With the pictures omitted, write out the entries that follow exactly as they stand.

========================

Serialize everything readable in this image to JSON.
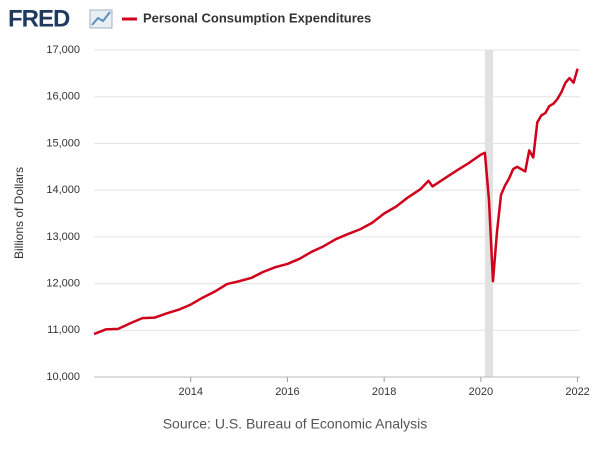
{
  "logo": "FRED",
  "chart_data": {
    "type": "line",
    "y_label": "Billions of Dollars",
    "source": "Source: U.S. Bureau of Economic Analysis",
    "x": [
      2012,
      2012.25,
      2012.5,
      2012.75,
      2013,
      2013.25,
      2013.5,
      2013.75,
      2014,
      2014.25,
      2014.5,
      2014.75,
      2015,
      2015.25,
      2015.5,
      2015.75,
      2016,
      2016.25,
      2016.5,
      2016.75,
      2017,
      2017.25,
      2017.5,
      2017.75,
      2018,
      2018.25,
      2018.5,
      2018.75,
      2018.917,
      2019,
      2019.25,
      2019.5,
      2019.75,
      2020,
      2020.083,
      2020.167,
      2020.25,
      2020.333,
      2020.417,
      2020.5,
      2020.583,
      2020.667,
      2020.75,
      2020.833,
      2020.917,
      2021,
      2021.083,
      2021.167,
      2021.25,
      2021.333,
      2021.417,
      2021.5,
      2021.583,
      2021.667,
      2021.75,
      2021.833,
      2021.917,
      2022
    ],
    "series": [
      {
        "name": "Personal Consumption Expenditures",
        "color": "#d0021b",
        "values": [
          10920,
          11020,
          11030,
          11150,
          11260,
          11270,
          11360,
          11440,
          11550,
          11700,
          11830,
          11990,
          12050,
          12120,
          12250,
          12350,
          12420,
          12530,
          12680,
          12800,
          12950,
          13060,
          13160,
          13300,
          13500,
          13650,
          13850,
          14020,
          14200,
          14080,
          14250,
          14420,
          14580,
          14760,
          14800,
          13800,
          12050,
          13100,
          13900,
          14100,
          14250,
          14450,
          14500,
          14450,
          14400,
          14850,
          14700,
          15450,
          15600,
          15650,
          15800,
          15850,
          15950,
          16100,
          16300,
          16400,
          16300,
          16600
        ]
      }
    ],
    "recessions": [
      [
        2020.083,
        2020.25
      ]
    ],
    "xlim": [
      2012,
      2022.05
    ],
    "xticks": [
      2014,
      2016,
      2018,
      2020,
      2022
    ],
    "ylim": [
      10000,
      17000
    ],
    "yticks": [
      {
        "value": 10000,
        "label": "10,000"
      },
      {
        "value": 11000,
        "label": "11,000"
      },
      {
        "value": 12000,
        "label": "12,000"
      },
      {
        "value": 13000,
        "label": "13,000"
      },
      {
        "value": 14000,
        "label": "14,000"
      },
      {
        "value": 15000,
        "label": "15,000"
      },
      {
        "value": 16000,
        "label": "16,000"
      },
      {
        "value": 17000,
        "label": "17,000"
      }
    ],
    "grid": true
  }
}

========================

The result:
Serialize everything readable in this image to JSON.
{
  "logo": "FRED",
  "chart_data": {
    "type": "line",
    "y_label": "Billions of Dollars",
    "source": "Source: U.S. Bureau of Economic Analysis",
    "x": [
      2012,
      2012.25,
      2012.5,
      2012.75,
      2013,
      2013.25,
      2013.5,
      2013.75,
      2014,
      2014.25,
      2014.5,
      2014.75,
      2015,
      2015.25,
      2015.5,
      2015.75,
      2016,
      2016.25,
      2016.5,
      2016.75,
      2017,
      2017.25,
      2017.5,
      2017.75,
      2018,
      2018.25,
      2018.5,
      2018.75,
      2018.917,
      2019,
      2019.25,
      2019.5,
      2019.75,
      2020,
      2020.083,
      2020.167,
      2020.25,
      2020.333,
      2020.417,
      2020.5,
      2020.583,
      2020.667,
      2020.75,
      2020.833,
      2020.917,
      2021,
      2021.083,
      2021.167,
      2021.25,
      2021.333,
      2021.417,
      2021.5,
      2021.583,
      2021.667,
      2021.75,
      2021.833,
      2021.917,
      2022
    ],
    "series": [
      {
        "name": "Personal Consumption Expenditures",
        "color": "#d0021b",
        "values": [
          10920,
          11020,
          11030,
          11150,
          11260,
          11270,
          11360,
          11440,
          11550,
          11700,
          11830,
          11990,
          12050,
          12120,
          12250,
          12350,
          12420,
          12530,
          12680,
          12800,
          12950,
          13060,
          13160,
          13300,
          13500,
          13650,
          13850,
          14020,
          14200,
          14080,
          14250,
          14420,
          14580,
          14760,
          14800,
          13800,
          12050,
          13100,
          13900,
          14100,
          14250,
          14450,
          14500,
          14450,
          14400,
          14850,
          14700,
          15450,
          15600,
          15650,
          15800,
          15850,
          15950,
          16100,
          16300,
          16400,
          16300,
          16600
        ]
      }
    ],
    "recessions": [
      [
        2020.083,
        2020.25
      ]
    ],
    "xlim": [
      2012,
      2022.05
    ],
    "xticks": [
      2014,
      2016,
      2018,
      2020,
      2022
    ],
    "ylim": [
      10000,
      17000
    ],
    "yticks": [
      {
        "value": 10000,
        "label": "10,000"
      },
      {
        "value": 11000,
        "label": "11,000"
      },
      {
        "value": 12000,
        "label": "12,000"
      },
      {
        "value": 13000,
        "label": "13,000"
      },
      {
        "value": 14000,
        "label": "14,000"
      },
      {
        "value": 15000,
        "label": "15,000"
      },
      {
        "value": 16000,
        "label": "16,000"
      },
      {
        "value": 17000,
        "label": "17,000"
      }
    ],
    "grid": true
  }
}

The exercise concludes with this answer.